[Start The data]

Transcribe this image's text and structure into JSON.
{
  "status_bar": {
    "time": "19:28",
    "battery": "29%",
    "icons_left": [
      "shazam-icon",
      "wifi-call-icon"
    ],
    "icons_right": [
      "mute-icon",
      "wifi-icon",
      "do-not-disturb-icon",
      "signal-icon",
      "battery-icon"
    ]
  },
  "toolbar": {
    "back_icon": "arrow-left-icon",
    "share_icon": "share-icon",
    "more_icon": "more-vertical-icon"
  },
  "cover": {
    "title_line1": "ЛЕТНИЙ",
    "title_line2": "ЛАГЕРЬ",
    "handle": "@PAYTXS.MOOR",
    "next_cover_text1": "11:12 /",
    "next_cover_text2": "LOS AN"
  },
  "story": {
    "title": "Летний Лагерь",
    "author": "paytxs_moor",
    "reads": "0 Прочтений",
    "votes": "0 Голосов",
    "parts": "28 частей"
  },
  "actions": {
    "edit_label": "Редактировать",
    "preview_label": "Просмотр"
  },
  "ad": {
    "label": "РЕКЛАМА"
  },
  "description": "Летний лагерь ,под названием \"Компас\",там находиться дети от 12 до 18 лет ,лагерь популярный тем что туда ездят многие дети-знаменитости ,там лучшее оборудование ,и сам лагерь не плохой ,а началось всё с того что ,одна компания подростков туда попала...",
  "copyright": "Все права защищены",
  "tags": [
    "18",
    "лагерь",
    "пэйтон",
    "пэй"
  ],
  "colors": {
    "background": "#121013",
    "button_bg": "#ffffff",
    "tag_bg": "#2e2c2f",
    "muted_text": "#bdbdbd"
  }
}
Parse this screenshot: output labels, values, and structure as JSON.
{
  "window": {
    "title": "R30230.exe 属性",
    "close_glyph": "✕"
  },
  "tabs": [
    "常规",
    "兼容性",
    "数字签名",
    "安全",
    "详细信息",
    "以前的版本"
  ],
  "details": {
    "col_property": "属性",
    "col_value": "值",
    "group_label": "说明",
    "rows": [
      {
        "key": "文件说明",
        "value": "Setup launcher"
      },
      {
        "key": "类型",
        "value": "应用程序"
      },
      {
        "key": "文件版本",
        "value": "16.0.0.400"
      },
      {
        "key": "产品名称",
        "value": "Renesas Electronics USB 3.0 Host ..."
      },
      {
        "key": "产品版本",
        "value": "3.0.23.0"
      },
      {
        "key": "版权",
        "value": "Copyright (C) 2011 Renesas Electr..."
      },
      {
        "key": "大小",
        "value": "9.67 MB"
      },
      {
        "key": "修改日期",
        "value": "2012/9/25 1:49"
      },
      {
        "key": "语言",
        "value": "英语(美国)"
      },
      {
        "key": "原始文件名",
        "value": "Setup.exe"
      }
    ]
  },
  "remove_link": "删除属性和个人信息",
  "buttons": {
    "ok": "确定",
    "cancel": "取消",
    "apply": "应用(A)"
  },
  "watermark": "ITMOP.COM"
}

[End The data]

The exercise - Exactly as shown, repeat every record.

Response for this exercise -
Transcribe this image's text and structure into JSON.
{
  "status_bar": {
    "time": "19:28",
    "battery": "29%",
    "icons_left": [
      "shazam-icon",
      "wifi-call-icon"
    ],
    "icons_right": [
      "mute-icon",
      "wifi-icon",
      "do-not-disturb-icon",
      "signal-icon",
      "battery-icon"
    ]
  },
  "toolbar": {
    "back_icon": "arrow-left-icon",
    "share_icon": "share-icon",
    "more_icon": "more-vertical-icon"
  },
  "cover": {
    "title_line1": "ЛЕТНИЙ",
    "title_line2": "ЛАГЕРЬ",
    "handle": "@PAYTXS.MOOR",
    "next_cover_text1": "11:12 /",
    "next_cover_text2": "LOS AN"
  },
  "story": {
    "title": "Летний Лагерь",
    "author": "paytxs_moor",
    "reads": "0 Прочтений",
    "votes": "0 Голосов",
    "parts": "28 частей"
  },
  "actions": {
    "edit_label": "Редактировать",
    "preview_label": "Просмотр"
  },
  "ad": {
    "label": "РЕКЛАМА"
  },
  "description": "Летний лагерь ,под названием \"Компас\",там находиться дети от 12 до 18 лет ,лагерь популярный тем что туда ездят многие дети-знаменитости ,там лучшее оборудование ,и сам лагерь не плохой ,а началось всё с того что ,одна компания подростков туда попала...",
  "copyright": "Все права защищены",
  "tags": [
    "18",
    "лагерь",
    "пэйтон",
    "пэй"
  ],
  "colors": {
    "background": "#121013",
    "button_bg": "#ffffff",
    "tag_bg": "#2e2c2f",
    "muted_text": "#bdbdbd"
  }
}
Parse this screenshot: output labels, values, and structure as JSON.
{
  "window": {
    "title": "R30230.exe 属性",
    "close_glyph": "✕"
  },
  "tabs": [
    "常规",
    "兼容性",
    "数字签名",
    "安全",
    "详细信息",
    "以前的版本"
  ],
  "details": {
    "col_property": "属性",
    "col_value": "值",
    "group_label": "说明",
    "rows": [
      {
        "key": "文件说明",
        "value": "Setup launcher"
      },
      {
        "key": "类型",
        "value": "应用程序"
      },
      {
        "key": "文件版本",
        "value": "16.0.0.400"
      },
      {
        "key": "产品名称",
        "value": "Renesas Electronics USB 3.0 Host ..."
      },
      {
        "key": "产品版本",
        "value": "3.0.23.0"
      },
      {
        "key": "版权",
        "value": "Copyright (C) 2011 Renesas Electr..."
      },
      {
        "key": "大小",
        "value": "9.67 MB"
      },
      {
        "key": "修改日期",
        "value": "2012/9/25 1:49"
      },
      {
        "key": "语言",
        "value": "英语(美国)"
      },
      {
        "key": "原始文件名",
        "value": "Setup.exe"
      }
    ]
  },
  "remove_link": "删除属性和个人信息",
  "buttons": {
    "ok": "确定",
    "cancel": "取消",
    "apply": "应用(A)"
  },
  "watermark": "ITMOP.COM"
}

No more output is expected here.